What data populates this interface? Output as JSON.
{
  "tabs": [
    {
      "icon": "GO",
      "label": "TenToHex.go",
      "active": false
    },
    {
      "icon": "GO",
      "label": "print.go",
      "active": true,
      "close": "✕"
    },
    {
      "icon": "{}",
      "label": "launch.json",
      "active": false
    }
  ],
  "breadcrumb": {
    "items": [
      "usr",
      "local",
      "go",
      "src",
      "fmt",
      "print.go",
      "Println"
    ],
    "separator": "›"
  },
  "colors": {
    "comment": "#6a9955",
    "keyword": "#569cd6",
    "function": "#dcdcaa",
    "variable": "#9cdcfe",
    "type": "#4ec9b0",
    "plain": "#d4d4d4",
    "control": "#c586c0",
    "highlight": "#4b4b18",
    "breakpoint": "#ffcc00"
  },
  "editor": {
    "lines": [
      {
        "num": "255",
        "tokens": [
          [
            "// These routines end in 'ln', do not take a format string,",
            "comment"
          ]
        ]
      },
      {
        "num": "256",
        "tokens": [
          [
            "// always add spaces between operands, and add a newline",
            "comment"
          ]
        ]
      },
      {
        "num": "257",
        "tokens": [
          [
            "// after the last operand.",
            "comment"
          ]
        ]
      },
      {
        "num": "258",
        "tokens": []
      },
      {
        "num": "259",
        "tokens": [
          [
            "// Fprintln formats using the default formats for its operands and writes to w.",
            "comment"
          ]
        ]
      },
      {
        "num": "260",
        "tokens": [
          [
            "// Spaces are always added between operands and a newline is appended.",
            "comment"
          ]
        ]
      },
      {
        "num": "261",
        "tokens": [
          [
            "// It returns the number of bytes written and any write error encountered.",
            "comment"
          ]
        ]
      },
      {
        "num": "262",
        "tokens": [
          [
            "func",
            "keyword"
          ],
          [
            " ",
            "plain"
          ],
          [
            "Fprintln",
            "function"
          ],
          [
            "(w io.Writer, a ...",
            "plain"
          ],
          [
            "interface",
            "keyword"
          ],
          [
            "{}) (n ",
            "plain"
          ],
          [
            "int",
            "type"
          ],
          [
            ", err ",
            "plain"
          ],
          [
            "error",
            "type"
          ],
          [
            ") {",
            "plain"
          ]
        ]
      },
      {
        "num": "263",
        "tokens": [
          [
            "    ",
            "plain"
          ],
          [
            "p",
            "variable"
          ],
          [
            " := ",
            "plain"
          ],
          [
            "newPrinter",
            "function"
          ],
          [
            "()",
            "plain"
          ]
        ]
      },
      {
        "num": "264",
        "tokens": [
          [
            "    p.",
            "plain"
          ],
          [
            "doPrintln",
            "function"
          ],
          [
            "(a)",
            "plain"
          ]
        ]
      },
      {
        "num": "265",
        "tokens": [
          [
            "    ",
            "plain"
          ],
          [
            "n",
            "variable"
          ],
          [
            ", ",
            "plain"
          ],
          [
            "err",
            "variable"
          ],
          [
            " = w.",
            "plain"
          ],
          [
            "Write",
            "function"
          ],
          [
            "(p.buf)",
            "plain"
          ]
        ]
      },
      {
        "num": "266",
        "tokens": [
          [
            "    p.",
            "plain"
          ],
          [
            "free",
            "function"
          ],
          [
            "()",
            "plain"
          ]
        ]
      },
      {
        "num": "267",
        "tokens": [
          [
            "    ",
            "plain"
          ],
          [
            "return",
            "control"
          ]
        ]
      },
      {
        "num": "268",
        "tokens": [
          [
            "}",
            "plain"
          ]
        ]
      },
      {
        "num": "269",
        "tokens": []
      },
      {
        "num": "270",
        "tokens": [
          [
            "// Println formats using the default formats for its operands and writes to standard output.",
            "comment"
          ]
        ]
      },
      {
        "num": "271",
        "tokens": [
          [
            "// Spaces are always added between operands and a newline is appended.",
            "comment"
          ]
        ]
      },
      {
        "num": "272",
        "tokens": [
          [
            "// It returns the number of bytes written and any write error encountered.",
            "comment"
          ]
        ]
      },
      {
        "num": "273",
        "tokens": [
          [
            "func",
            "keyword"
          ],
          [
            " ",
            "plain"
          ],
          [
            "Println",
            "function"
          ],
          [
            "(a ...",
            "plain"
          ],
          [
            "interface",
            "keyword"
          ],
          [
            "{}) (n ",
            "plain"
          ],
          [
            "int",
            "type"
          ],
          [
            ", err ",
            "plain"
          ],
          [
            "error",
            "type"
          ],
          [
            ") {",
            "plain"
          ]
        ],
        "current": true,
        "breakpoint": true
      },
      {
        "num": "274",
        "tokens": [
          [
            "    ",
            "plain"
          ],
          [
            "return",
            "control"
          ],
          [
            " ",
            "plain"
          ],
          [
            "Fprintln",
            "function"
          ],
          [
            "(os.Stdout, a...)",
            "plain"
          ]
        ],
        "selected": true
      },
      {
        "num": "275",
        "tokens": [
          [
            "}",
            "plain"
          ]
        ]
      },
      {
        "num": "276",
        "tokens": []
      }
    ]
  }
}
+ + + +
* _DIRECTIONS FOR THIS TASK_: Go through the material and copy out every line with "operands" in it.

* _FULL RESPONSE_:
            "// always add spaces between operands, and add a newline",
            "// Fprintln formats using the default formats for its operands and writes to w.",
            "// Spaces are always added between operands and a newline is appended.",
            "// Println formats using the default formats for its operands and writes to standard output.",
            "// Spaces are always added between operands and a newline is appended.",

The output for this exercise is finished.